PROVIDED MATERIAL:
** begin **
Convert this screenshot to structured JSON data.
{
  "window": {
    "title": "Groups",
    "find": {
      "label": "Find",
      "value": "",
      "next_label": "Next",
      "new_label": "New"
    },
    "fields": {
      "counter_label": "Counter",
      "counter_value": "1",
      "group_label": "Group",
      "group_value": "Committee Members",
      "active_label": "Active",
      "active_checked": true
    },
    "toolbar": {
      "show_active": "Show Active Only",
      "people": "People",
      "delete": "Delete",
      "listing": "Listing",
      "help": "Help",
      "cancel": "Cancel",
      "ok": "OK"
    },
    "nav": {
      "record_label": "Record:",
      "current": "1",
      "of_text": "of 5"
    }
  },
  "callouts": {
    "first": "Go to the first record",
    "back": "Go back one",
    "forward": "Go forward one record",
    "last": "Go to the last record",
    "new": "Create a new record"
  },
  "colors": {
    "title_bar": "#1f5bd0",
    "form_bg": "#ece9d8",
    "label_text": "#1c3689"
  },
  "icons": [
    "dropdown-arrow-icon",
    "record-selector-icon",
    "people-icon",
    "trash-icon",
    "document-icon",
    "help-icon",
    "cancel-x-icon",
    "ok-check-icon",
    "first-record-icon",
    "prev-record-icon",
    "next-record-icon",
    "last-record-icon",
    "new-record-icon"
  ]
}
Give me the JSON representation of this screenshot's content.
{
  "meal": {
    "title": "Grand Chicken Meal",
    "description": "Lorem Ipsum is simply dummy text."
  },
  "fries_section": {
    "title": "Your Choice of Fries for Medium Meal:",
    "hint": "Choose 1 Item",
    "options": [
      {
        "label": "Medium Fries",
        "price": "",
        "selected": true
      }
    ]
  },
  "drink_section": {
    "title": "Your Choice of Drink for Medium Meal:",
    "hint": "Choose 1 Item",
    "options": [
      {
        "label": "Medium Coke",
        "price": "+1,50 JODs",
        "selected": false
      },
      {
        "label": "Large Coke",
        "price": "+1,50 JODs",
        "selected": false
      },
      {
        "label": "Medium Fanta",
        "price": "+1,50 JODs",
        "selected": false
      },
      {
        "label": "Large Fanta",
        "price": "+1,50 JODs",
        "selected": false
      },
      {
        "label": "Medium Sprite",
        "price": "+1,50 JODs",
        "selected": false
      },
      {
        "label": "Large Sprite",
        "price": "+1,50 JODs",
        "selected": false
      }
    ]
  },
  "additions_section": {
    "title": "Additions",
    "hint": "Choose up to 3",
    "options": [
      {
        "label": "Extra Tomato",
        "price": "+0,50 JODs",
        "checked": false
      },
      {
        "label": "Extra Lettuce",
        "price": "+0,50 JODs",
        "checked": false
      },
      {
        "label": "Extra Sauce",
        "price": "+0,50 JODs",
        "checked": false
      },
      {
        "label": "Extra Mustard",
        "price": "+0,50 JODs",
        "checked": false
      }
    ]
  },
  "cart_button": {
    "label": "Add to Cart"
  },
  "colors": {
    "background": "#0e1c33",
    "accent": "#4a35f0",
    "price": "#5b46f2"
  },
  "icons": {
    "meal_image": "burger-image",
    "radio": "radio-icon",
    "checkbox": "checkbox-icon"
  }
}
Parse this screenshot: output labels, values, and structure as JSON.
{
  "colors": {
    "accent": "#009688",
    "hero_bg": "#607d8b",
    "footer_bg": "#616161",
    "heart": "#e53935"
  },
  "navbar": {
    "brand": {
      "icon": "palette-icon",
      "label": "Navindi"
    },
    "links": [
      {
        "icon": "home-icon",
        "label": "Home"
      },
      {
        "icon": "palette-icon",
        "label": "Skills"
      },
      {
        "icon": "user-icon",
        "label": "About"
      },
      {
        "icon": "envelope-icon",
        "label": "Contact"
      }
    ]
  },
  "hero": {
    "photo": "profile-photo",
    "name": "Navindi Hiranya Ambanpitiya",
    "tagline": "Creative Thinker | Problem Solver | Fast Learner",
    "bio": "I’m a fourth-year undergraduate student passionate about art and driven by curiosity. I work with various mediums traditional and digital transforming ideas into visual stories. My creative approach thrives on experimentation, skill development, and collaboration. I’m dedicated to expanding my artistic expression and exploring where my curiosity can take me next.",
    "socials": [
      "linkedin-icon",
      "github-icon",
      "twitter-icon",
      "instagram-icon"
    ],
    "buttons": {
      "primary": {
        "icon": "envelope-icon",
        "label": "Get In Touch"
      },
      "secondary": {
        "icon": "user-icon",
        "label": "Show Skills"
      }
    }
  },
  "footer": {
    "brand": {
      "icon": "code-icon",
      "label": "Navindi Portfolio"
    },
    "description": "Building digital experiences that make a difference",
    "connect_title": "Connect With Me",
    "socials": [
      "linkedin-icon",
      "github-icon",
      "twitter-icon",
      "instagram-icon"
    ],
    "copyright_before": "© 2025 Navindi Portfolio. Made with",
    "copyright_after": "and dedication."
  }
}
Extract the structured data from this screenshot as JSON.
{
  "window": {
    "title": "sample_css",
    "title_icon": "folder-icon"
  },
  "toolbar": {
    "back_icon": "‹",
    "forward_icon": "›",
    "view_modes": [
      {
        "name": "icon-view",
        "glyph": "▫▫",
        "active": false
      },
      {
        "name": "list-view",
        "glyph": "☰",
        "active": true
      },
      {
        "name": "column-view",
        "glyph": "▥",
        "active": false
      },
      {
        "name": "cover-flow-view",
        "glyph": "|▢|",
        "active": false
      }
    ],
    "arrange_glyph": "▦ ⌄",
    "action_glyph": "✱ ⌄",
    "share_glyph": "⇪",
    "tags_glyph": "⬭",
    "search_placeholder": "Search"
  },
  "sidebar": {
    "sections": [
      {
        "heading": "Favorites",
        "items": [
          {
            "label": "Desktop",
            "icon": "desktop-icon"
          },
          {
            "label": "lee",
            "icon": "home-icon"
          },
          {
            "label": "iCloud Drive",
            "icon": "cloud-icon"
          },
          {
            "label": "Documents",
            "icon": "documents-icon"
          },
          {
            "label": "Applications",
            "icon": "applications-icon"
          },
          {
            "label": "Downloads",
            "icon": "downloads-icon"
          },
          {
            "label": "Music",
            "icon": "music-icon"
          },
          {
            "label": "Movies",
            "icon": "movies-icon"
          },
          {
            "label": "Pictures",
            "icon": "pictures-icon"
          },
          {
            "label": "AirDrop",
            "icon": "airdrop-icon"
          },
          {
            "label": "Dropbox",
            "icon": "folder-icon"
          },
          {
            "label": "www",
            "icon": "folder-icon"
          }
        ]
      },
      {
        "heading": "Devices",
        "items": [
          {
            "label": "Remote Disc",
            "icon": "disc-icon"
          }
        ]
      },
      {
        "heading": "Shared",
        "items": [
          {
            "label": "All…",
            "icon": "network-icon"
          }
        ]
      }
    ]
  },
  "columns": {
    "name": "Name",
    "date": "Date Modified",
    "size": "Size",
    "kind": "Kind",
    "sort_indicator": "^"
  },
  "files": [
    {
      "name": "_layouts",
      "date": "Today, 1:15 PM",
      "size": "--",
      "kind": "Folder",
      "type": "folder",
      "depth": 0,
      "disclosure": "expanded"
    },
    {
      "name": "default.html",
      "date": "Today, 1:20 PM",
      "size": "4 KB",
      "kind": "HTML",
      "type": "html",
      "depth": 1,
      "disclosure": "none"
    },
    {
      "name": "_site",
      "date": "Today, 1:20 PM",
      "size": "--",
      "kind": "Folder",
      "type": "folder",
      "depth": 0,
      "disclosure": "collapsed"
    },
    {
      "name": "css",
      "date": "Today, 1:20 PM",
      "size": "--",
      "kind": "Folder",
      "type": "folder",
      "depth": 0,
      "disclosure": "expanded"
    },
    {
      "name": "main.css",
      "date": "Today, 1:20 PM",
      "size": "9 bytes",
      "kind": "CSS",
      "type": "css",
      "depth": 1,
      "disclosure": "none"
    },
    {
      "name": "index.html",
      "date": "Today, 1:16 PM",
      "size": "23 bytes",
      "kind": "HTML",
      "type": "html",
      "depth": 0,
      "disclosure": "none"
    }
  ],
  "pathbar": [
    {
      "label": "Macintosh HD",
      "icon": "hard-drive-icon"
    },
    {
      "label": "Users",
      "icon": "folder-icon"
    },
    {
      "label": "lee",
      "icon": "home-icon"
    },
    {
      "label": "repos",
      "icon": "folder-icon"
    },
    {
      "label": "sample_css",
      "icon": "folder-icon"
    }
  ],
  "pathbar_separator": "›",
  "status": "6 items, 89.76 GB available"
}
** end **
Copy out every line of the listing that includes the string "this".

Convert this screenshot to structured JSON data.
Give me the JSON representation of this screenshot's content.
Parse this screenshot: output labels, values, and structure as JSON.
Extract the structured data from this screenshot as JSON.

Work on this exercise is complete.